PROBLEMS AND TASKS ::
1: Answer these questions using the Mariana Trench text:
(a) How far down under the ocean's surface does the Mariana Trench reach?
(b) In what year was the more recent of the two recorded explorations of the Challenger Deep?
(c) How many tentacles does Benthocodon have?
2: Carry on the Mariana Trench text from its last line.

SELECTION ::
-=-=-

Updated on September 23, 2014

In The Depths of The Ocean...

Deep below the surface of the water lies the Mariana Trench. The Trench is situated just east of the Marianas Islands in the Pacific Ocean. The Mariana Trench reaches down 36,000 ft under the ocean's surface. This point is known as "The Challenger Deep".

The Challenger Deep has only two recorded explorations of it. One was in the 1960s and the other was two years ago in 2012 by James Cameron. Yeah. James Cameron: that guy who made Avatar.

Most people think that the Challenger Deep is where all of those scary fish with sharp teeth and murderous intent live. This is not true. Those scary fish with sharp teeth and murderous intent live oh, so much closer to surface: about 13,000 ft below the ocean's waves. (Don't worry, unless you have a high-tech submarine you wont be able to reach them when you're swimming in the middle of the Pacific).

Benthocodon, a 4cm jellyfish with 1000-2000 tentacles.
Benthocodon, a 4cm jellyfish with 1000-2000 tentacles.

-=-=-

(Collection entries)
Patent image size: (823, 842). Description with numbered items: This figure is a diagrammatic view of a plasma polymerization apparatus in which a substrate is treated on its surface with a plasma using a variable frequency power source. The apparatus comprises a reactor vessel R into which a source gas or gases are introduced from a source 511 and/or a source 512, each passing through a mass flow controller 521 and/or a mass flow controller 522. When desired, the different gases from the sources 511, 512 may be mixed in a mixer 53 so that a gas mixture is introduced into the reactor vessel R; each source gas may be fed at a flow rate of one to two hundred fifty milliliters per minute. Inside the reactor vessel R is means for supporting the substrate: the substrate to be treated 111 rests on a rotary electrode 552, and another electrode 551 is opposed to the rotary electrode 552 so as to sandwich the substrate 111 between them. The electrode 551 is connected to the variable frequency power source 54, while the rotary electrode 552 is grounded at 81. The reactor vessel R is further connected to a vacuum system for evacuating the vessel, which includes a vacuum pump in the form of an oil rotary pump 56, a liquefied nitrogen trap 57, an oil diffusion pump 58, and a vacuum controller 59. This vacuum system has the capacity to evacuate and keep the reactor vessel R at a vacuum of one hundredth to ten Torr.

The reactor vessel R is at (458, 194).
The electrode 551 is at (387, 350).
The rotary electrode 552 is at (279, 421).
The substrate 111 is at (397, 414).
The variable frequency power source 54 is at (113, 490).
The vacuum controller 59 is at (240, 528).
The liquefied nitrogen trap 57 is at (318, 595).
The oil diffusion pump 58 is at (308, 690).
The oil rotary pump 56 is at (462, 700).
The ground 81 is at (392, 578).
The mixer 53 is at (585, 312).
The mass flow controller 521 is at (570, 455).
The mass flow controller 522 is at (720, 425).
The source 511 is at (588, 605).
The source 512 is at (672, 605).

-=-=-

ANSWERS FOR THIS EXERCISE ::
1:
(a) 36,000 ft
(b) 2012
(c) 1000-2000

2:
James Cameron's Expedition

In 2012, Avatar's creator James Cameron, made an expedition with a highly trained team into the deep of the Mariana Trench.

Using a solo submersible that was 7ft in length Mr. Cameron dove into the Challenger Deep alone. He was able to take pictures along the way of the creatures he had passed by in his descent. The cameras that were used in the expedition were hand-made from the sensor up to be used specifically in the dives.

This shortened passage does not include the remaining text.